WHAT THE TASK ASKS:
Search the material below for the string "player" and list each line that holds it.

::: EXTRACTED DATA :::

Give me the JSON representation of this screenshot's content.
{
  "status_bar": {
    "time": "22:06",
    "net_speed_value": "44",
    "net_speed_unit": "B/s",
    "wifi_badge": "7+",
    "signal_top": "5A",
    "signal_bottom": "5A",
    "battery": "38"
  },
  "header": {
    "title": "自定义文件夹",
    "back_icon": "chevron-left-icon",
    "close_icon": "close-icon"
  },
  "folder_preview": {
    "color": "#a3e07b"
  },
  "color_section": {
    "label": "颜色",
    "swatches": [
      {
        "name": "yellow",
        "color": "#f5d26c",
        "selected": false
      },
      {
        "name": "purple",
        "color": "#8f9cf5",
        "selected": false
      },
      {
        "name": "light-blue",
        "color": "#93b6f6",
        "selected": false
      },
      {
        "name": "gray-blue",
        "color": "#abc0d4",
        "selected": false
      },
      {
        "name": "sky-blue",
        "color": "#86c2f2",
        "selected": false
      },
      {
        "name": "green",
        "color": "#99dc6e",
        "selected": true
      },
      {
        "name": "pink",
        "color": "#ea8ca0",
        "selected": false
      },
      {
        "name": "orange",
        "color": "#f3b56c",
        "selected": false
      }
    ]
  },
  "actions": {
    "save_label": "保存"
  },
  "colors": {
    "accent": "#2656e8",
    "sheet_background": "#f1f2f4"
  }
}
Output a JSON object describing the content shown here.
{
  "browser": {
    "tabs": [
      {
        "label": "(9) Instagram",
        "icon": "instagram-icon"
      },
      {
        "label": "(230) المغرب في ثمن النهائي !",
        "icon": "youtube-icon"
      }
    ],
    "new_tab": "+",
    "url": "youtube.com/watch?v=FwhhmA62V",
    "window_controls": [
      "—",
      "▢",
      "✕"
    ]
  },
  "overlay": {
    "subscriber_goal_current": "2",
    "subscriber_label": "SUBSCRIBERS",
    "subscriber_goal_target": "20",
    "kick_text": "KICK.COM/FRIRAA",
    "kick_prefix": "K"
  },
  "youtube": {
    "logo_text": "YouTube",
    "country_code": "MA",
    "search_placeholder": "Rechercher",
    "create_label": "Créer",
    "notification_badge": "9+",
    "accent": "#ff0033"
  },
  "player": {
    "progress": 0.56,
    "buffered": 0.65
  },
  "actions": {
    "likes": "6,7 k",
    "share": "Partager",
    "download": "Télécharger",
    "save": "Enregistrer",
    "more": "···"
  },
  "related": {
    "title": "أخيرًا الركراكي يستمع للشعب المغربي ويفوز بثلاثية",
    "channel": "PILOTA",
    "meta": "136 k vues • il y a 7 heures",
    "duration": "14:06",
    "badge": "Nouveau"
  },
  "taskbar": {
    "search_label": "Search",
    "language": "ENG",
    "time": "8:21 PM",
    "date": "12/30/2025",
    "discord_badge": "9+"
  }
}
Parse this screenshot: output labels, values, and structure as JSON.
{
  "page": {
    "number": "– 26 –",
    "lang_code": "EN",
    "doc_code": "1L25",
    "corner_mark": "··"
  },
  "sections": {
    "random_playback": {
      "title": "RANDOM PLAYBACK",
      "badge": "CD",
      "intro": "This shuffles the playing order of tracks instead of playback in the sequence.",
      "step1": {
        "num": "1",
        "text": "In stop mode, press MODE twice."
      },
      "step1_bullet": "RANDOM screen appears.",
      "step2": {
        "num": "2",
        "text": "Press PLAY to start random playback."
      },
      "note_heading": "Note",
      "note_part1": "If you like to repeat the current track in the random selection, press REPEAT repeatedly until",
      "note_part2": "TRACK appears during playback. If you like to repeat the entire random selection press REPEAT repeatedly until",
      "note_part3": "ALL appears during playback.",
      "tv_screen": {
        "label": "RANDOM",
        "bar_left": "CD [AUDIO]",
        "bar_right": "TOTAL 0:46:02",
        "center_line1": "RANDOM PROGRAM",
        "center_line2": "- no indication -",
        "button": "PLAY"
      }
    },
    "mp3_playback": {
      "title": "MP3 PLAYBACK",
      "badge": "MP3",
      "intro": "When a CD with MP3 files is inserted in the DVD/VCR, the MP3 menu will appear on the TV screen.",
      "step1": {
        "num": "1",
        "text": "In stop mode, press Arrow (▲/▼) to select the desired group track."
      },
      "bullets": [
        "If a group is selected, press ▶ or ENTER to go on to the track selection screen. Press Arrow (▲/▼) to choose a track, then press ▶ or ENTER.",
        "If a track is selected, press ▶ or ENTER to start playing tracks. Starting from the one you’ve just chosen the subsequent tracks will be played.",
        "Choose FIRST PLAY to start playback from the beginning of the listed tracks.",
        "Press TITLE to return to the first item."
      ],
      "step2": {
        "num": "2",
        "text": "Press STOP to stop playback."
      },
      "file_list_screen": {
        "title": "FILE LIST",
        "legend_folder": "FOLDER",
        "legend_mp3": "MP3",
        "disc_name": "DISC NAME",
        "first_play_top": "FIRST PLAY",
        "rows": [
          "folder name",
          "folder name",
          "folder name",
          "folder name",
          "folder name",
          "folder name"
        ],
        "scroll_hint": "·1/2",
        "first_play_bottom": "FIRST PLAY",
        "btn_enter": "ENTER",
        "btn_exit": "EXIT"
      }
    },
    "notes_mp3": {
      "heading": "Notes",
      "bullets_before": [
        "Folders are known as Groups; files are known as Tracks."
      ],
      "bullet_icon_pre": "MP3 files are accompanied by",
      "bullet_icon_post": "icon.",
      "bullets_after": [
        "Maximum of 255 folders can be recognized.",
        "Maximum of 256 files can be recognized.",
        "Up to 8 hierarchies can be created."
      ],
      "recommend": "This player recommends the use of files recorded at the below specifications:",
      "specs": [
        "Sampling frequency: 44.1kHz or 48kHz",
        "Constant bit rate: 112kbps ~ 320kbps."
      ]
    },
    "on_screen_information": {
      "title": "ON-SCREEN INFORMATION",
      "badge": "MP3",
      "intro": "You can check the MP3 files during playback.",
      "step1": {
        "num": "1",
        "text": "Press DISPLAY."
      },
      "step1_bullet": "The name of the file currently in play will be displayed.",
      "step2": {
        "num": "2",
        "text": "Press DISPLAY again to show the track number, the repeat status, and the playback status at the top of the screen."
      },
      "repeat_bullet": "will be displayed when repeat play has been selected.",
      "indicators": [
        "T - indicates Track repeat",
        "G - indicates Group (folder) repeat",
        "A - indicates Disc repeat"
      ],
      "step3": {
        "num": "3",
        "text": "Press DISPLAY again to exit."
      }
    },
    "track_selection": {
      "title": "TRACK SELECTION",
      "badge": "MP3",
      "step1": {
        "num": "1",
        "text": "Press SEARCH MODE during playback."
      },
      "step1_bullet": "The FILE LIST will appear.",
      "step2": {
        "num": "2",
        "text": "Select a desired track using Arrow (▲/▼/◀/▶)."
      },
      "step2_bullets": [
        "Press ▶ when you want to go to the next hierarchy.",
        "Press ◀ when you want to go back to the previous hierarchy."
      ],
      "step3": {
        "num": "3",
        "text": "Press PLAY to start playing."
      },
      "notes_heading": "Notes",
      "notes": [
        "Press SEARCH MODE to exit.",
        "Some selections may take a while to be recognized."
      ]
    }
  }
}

:::

RESULT OF THE EXERCISE:
  "player": {
      "recommend": "This player recommends the use of files recorded at the below specifications:",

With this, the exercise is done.